== WHAT IS EXPECTED ==
Using the entries that follow, count the lines containing the word "estimación" and give that number by itself.

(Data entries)
★ ★ ★ ★ ★
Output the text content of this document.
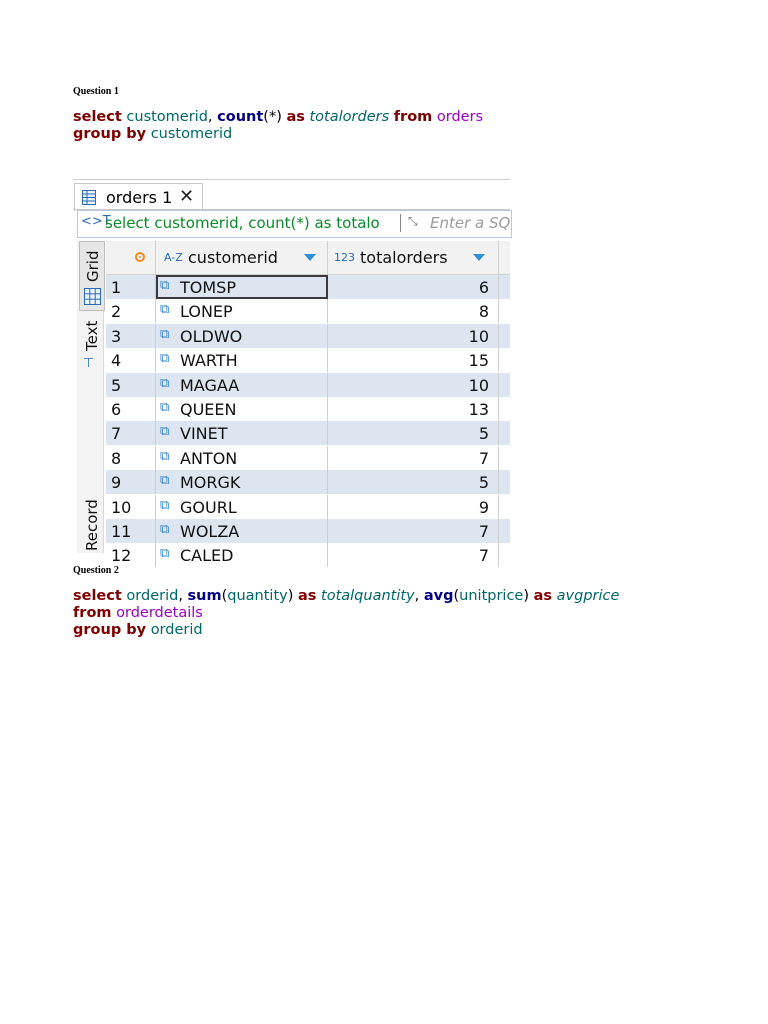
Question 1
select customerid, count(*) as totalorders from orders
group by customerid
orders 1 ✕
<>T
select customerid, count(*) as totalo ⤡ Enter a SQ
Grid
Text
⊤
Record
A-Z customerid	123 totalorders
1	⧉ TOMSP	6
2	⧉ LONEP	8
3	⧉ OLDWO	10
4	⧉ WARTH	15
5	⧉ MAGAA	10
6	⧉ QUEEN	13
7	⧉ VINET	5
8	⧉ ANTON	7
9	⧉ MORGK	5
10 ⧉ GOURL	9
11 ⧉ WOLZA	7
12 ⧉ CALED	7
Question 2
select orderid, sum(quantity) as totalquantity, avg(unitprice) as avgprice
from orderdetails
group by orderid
★ ★ ★ ★ ★
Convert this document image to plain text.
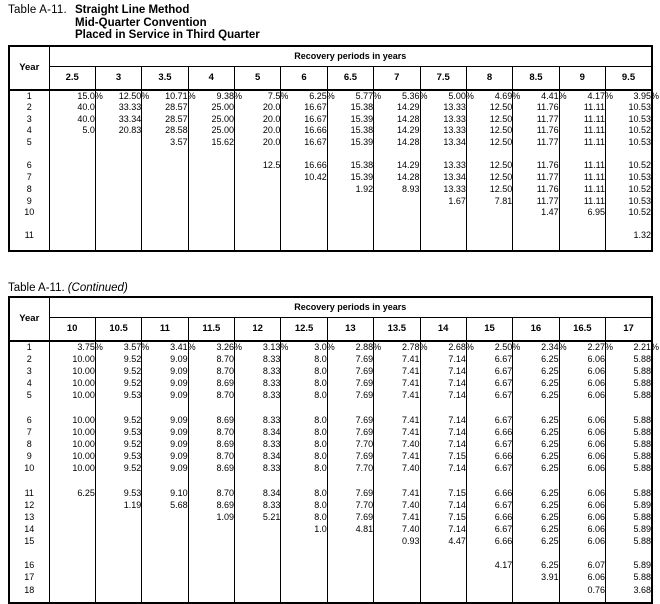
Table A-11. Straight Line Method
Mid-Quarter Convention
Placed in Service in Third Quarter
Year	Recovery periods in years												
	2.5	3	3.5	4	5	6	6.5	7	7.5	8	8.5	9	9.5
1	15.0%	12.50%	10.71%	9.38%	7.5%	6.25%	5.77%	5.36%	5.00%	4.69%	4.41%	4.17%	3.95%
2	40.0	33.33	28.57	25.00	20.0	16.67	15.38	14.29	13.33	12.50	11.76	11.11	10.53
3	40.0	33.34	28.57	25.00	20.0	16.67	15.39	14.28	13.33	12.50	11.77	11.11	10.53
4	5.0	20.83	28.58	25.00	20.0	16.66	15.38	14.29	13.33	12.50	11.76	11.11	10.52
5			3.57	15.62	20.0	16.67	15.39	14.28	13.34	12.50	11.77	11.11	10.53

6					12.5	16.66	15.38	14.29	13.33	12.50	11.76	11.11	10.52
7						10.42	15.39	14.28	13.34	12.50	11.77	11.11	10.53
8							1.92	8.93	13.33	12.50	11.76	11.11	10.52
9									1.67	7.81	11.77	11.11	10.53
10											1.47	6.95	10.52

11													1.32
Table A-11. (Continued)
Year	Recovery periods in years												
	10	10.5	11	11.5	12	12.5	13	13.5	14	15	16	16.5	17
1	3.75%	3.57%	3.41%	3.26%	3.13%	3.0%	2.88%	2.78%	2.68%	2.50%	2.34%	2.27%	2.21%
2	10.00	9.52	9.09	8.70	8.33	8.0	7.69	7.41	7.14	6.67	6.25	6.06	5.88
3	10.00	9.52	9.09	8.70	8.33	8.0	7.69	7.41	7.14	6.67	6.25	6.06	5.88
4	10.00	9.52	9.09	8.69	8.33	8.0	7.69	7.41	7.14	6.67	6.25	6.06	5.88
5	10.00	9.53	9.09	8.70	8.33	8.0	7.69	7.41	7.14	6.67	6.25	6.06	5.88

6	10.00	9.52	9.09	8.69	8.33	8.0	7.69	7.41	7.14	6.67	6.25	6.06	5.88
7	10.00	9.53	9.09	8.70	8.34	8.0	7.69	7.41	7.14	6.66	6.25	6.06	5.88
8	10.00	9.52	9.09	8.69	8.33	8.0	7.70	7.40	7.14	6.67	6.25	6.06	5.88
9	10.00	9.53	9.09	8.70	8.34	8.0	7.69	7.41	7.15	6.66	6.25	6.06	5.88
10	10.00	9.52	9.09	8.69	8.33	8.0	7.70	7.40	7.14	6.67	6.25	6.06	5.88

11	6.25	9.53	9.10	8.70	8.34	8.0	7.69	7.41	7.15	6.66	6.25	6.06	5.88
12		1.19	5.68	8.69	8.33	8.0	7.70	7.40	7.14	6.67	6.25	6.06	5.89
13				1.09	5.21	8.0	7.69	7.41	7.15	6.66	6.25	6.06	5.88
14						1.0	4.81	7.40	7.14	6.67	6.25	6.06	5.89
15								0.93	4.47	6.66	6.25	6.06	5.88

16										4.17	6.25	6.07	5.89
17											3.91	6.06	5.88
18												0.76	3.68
★ ★ ★ ★ ★
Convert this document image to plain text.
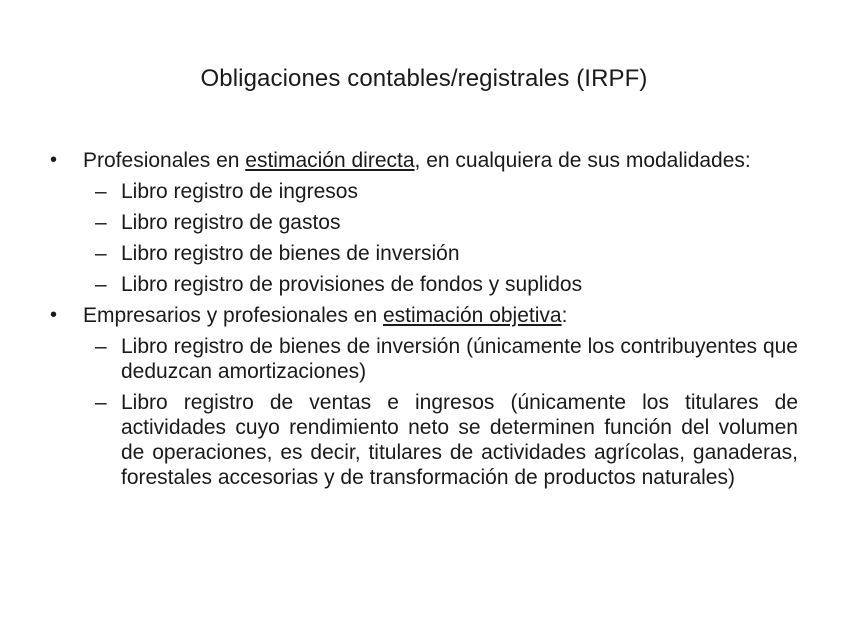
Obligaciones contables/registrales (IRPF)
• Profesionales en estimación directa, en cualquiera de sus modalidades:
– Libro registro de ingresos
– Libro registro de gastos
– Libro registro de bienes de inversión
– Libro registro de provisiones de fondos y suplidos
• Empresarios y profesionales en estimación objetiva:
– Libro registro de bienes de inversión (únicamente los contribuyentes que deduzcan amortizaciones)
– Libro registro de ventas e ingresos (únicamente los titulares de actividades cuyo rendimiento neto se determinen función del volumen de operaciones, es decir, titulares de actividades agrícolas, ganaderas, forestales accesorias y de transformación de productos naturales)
★ ★ ★ ★ ★
== RESPONSE TO THIS EXERCISE ==
2